▶
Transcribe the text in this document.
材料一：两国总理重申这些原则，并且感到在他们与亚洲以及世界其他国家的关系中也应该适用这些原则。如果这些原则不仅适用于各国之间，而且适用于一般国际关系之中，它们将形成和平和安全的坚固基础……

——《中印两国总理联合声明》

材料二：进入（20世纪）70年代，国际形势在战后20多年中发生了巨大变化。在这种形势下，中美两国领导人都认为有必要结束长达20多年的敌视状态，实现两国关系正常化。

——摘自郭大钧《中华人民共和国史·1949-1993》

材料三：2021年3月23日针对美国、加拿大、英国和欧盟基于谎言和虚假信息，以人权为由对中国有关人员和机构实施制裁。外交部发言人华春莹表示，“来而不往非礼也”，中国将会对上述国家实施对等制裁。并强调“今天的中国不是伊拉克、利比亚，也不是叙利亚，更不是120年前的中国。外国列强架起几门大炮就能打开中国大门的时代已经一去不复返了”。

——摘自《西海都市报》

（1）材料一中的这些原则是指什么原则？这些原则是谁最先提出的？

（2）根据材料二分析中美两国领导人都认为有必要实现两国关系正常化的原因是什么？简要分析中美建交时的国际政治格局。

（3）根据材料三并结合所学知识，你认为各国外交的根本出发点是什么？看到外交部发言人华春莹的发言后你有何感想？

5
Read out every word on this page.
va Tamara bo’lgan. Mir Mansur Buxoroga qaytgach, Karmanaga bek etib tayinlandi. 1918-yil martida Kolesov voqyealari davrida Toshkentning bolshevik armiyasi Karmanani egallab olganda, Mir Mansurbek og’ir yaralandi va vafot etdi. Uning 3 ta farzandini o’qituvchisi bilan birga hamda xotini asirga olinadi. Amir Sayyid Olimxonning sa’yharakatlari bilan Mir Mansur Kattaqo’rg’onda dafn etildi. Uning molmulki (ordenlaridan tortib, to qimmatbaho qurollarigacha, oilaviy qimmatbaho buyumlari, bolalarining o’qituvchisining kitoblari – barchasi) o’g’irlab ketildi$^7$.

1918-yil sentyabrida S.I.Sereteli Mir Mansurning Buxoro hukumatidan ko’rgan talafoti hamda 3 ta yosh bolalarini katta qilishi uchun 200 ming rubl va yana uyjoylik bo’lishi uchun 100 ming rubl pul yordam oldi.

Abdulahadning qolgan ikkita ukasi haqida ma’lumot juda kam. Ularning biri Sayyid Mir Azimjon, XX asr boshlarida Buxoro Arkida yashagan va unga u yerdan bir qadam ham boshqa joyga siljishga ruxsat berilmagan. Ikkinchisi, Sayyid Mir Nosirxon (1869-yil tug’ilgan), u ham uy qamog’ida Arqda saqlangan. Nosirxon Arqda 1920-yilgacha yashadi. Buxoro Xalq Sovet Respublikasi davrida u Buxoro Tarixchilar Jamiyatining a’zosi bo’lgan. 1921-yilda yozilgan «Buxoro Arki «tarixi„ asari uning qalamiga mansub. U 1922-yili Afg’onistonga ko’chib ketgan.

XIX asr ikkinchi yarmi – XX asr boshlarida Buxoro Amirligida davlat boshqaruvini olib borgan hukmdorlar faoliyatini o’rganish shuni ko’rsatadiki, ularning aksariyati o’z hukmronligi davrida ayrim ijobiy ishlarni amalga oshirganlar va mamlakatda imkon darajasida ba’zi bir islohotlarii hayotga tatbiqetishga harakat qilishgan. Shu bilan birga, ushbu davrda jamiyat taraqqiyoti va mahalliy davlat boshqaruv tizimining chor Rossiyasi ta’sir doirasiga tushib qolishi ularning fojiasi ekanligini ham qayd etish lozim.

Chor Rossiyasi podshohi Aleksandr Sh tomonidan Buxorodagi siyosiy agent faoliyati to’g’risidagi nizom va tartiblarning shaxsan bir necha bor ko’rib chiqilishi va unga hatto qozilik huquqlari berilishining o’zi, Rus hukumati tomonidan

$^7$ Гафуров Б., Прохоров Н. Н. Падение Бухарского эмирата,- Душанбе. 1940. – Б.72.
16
◀
• **WORK TO COMPLETE**: Copy every line in the entries above that has the string "lgan" in it.

• **THE SOLUTION**:
va Tamara bo’lgan. Mir Mansur Buxoroga qaytgach, Karmanaga bek etib tayinlandi. 1918-yil martida Kolesov voqyealari davrida Toshkentning bolshevik armiyasi Karmanani egallab olganda, Mir Mansurbek og’ir yaralandi va vafot etdi. Uning 3 ta farzandini o’qituvchisi bilan birga hamda xotini asirga olinadi. Amir Sayyid Olimxonning sa’yharakatlari bilan Mir Mansur Kattaqo’rg’onda dafn etildi. Uning molmulki (ordenlaridan tortib, to qimmatbaho qurollarigacha, oilaviy qimmatbaho buyumlari, bolalarining o’qituvchisining kitoblari – barchasi) o’g’irlab ketildi$^7$.
Abdulahadning qolgan ikkita ukasi haqida ma’lumot juda kam. Ularning biri Sayyid Mir Azimjon, XX asr boshlarida Buxoro Arkida yashagan va unga u yerdan bir qadam ham boshqa joyga siljishga ruxsat berilmagan. Ikkinchisi, Sayyid Mir Nosirxon (1869-yil tug’ilgan), u ham uy qamog’ida Arqda saqlangan. Nosirxon Arqda 1920-yilgacha yashadi. Buxoro Xalq Sovet Respublikasi davrida u Buxoro Tarixchilar Jamiyatining a’zosi bo’lgan. 1921-yilda yozilgan «Buxoro Arki «tarixi„ asari uning qalamiga mansub. U 1922-yili Afg’onistonga ko’chib ketgan.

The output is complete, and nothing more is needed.